REQUIRED WORK => Select the lines below containing the word "adjustment".

INPUT FOR THIS TASK =>
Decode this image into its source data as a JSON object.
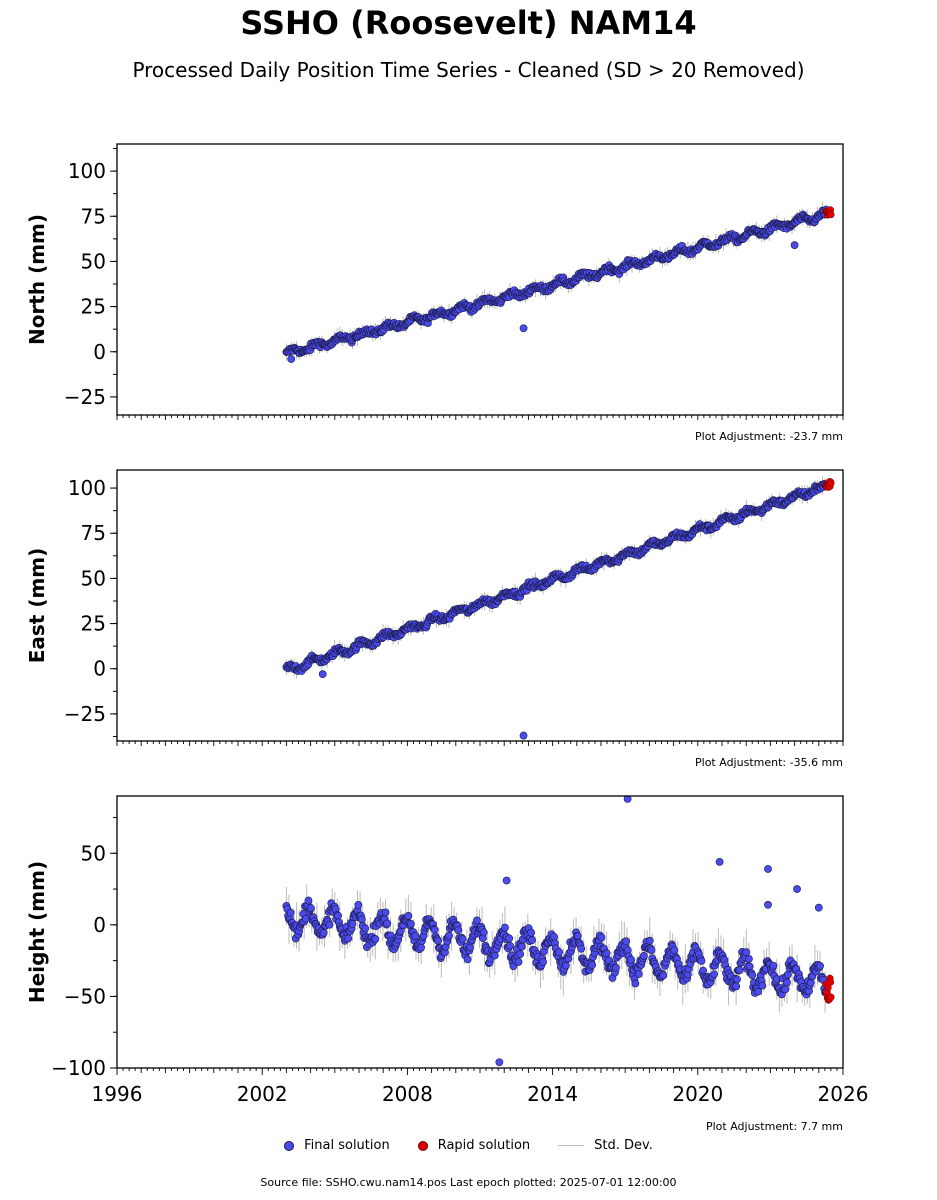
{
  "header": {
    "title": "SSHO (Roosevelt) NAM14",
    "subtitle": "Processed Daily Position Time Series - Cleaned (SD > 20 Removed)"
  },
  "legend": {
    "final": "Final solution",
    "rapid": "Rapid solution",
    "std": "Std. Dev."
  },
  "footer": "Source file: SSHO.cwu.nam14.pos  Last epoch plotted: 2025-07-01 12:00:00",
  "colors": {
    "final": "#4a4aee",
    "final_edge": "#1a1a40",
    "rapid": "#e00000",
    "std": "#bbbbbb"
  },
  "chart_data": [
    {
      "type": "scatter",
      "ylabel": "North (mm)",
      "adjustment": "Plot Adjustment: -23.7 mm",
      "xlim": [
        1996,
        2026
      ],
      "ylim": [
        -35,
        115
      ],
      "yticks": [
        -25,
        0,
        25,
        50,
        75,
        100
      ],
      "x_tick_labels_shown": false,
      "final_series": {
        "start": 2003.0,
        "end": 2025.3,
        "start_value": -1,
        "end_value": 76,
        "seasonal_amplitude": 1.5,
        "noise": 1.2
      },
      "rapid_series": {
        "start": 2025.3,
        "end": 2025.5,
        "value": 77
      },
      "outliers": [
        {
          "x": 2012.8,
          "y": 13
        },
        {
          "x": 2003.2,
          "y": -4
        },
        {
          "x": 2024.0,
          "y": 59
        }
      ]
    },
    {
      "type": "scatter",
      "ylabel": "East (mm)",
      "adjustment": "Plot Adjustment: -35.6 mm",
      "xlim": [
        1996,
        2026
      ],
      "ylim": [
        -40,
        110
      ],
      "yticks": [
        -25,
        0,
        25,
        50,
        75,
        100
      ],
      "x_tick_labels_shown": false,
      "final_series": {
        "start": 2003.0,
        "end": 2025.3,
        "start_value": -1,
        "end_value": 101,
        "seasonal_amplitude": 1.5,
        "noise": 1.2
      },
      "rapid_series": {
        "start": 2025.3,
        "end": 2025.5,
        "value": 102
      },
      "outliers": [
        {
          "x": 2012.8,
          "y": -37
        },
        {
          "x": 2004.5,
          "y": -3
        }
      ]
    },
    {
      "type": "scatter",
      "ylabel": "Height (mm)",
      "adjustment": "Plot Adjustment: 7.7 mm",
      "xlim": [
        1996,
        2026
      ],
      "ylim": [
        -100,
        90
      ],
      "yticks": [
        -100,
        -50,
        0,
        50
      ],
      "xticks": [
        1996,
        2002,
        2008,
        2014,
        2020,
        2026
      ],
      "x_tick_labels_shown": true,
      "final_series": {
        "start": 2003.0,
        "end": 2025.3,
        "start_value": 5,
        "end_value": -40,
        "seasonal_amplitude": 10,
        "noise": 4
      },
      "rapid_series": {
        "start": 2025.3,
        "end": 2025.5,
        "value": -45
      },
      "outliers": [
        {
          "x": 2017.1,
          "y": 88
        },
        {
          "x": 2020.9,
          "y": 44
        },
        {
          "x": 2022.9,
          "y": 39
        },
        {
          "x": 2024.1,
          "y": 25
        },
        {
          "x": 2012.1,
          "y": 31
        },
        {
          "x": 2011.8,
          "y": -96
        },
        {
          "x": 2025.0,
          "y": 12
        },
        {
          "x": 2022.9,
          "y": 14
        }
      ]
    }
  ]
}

---

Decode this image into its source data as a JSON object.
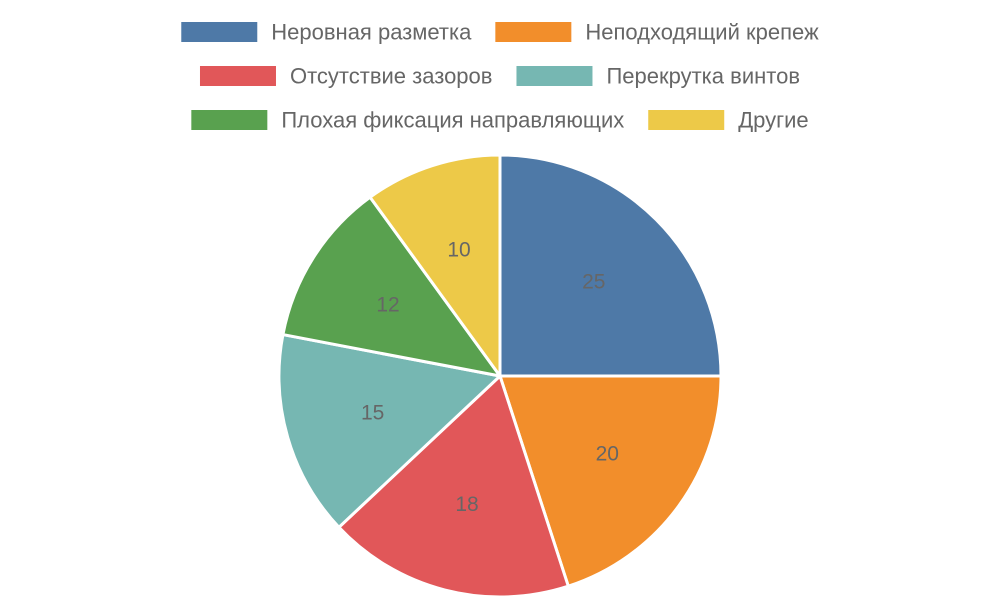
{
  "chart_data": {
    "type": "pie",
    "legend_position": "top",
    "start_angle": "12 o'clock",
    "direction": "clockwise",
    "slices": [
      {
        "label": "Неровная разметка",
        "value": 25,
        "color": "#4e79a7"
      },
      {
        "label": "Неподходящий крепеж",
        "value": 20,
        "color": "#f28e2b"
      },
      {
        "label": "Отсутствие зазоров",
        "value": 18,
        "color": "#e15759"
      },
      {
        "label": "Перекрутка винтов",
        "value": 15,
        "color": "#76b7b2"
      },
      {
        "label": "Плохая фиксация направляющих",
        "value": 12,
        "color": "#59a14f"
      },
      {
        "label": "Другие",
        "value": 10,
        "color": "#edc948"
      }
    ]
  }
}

THE COMPLETED TASK =>
      "adjustment": "Plot Adjustment: -23.7 mm",
      "adjustment": "Plot Adjustment: -35.6 mm",
      "adjustment": "Plot Adjustment: 7.7 mm",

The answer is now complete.